> **Work required**: Using the material below, copy every line where "name" appears.

> **Figure collection entries**:
========

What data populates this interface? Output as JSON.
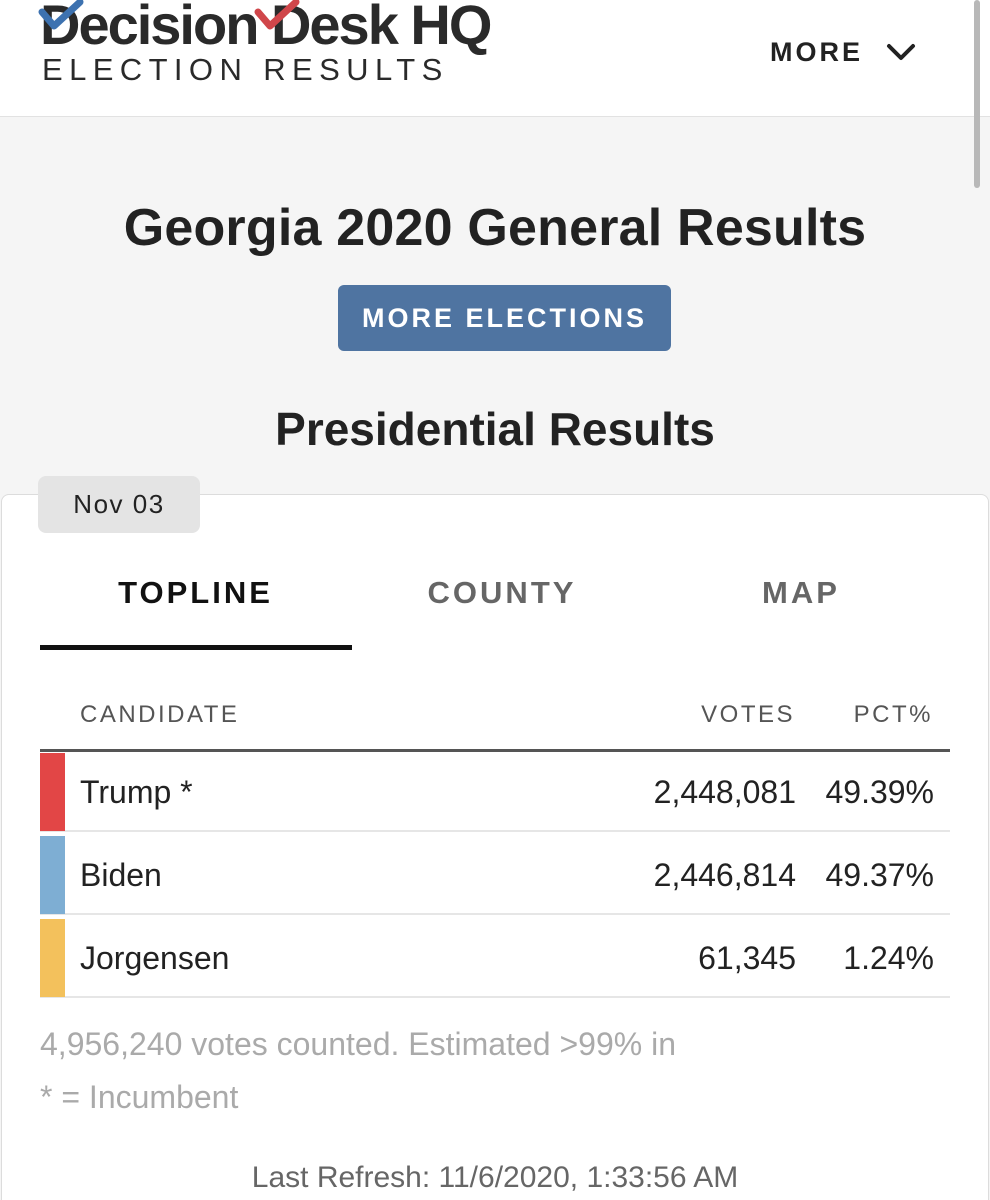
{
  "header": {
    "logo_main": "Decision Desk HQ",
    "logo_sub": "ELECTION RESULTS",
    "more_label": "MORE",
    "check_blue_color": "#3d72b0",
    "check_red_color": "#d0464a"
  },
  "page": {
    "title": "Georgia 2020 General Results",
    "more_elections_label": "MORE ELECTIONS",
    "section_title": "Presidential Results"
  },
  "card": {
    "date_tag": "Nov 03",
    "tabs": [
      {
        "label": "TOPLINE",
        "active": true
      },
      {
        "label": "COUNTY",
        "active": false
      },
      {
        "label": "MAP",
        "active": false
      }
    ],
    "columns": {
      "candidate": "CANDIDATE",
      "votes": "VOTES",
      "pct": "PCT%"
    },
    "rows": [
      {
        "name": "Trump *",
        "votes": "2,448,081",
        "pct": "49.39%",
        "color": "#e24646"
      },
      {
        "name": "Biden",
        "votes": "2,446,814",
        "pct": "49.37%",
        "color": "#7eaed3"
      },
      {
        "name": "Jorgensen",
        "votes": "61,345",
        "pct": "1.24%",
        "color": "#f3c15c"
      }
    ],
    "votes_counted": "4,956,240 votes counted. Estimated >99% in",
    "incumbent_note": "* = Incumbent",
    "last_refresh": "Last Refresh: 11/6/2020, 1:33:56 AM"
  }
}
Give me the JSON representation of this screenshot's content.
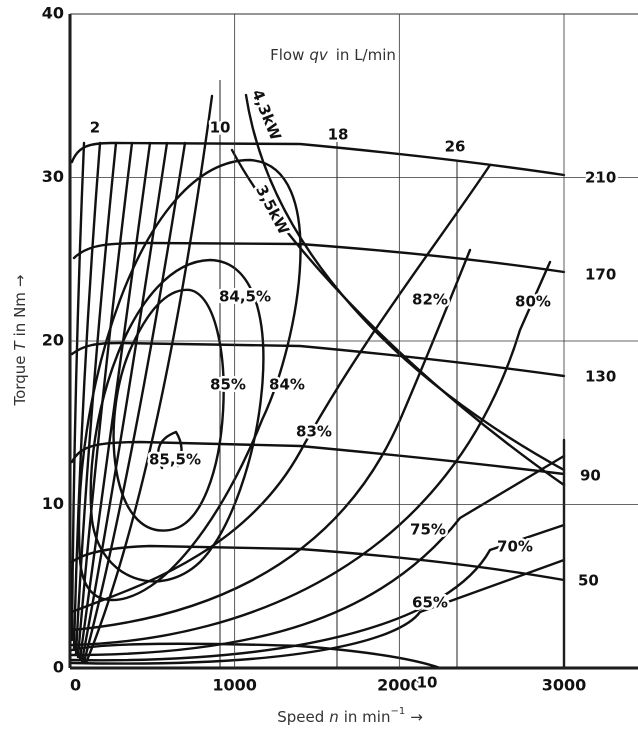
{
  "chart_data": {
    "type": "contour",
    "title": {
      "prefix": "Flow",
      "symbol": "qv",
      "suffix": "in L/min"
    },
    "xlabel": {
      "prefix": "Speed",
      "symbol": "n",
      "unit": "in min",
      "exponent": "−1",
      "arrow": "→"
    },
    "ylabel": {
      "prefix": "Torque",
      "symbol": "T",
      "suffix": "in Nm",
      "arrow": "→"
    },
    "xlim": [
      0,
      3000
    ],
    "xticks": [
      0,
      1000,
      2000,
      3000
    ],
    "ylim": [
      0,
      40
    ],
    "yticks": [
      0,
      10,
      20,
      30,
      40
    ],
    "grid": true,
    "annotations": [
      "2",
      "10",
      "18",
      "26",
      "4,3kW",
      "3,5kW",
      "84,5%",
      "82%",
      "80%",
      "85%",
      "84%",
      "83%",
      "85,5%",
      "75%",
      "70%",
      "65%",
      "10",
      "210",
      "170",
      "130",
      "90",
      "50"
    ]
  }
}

========

> **Exercise response**:
        "name": "Trump *",
        "name": "Biden",
        "name": "Jorgensen",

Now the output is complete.